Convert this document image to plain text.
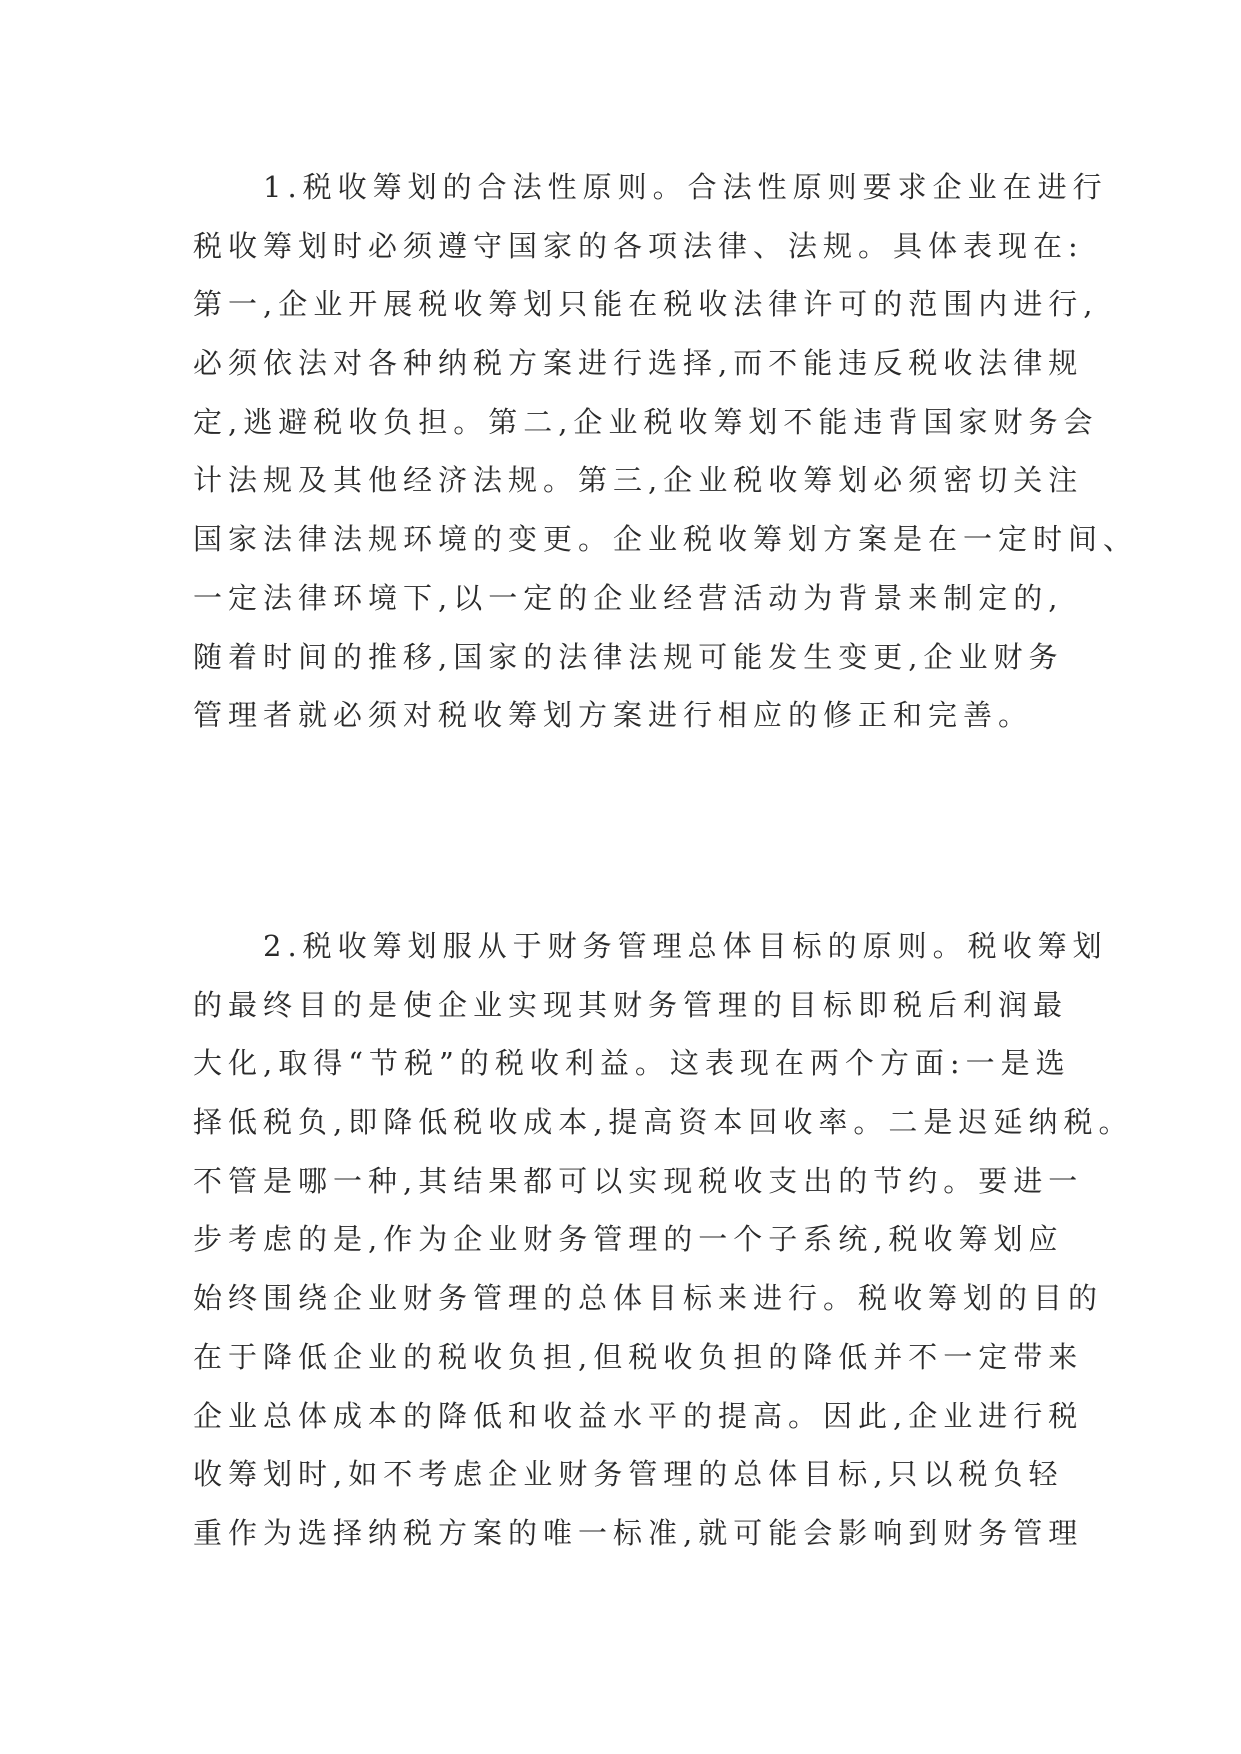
　　1.税收筹划的合法性原则。合法性原则要求企业在进行
税收筹划时必须遵守国家的各项法律、法规。具体表现在:
第一,企业开展税收筹划只能在税收法律许可的范围内进行,
必须依法对各种纳税方案进行选择,而不能违反税收法律规
定,逃避税收负担。第二,企业税收筹划不能违背国家财务会
计法规及其他经济法规。第三,企业税收筹划必须密切关注
国家法律法规环境的变更。企业税收筹划方案是在一定时间、
一定法律环境下,以一定的企业经营活动为背景来制定的,
随着时间的推移,国家的法律法规可能发生变更,企业财务
管理者就必须对税收筹划方案进行相应的修正和完善。
　　2.税收筹划服从于财务管理总体目标的原则。税收筹划
的最终目的是使企业实现其财务管理的目标即税后利润最
大化,取得“节税”的税收利益。这表现在两个方面:一是选
择低税负,即降低税收成本,提高资本回收率。二是迟延纳税。
不管是哪一种,其结果都可以实现税收支出的节约。要进一
步考虑的是,作为企业财务管理的一个子系统,税收筹划应
始终围绕企业财务管理的总体目标来进行。税收筹划的目的
在于降低企业的税收负担,但税收负担的降低并不一定带来
企业总体成本的降低和收益水平的提高。因此,企业进行税
收筹划时,如不考虑企业财务管理的总体目标,只以税负轻
重作为选择纳税方案的唯一标准,就可能会影响到财务管理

(Written problem) Leave out the pictures and transcribe the entries above exactly.

(Final result)
Convert this document image to plain text.
　　1.税收筹划的合法性原则。合法性原则要求企业在进行
税收筹划时必须遵守国家的各项法律、法规。具体表现在:
第一,企业开展税收筹划只能在税收法律许可的范围内进行,
必须依法对各种纳税方案进行选择,而不能违反税收法律规
定,逃避税收负担。第二,企业税收筹划不能违背国家财务会
计法规及其他经济法规。第三,企业税收筹划必须密切关注
国家法律法规环境的变更。企业税收筹划方案是在一定时间、
一定法律环境下,以一定的企业经营活动为背景来制定的,
随着时间的推移,国家的法律法规可能发生变更,企业财务
管理者就必须对税收筹划方案进行相应的修正和完善。
　　2.税收筹划服从于财务管理总体目标的原则。税收筹划
的最终目的是使企业实现其财务管理的目标即税后利润最
大化,取得“节税”的税收利益。这表现在两个方面:一是选
择低税负,即降低税收成本,提高资本回收率。二是迟延纳税。
不管是哪一种,其结果都可以实现税收支出的节约。要进一
步考虑的是,作为企业财务管理的一个子系统,税收筹划应
始终围绕企业财务管理的总体目标来进行。税收筹划的目的
在于降低企业的税收负担,但税收负担的降低并不一定带来
企业总体成本的降低和收益水平的提高。因此,企业进行税
收筹划时,如不考虑企业财务管理的总体目标,只以税负轻
重作为选择纳税方案的唯一标准,就可能会影响到财务管理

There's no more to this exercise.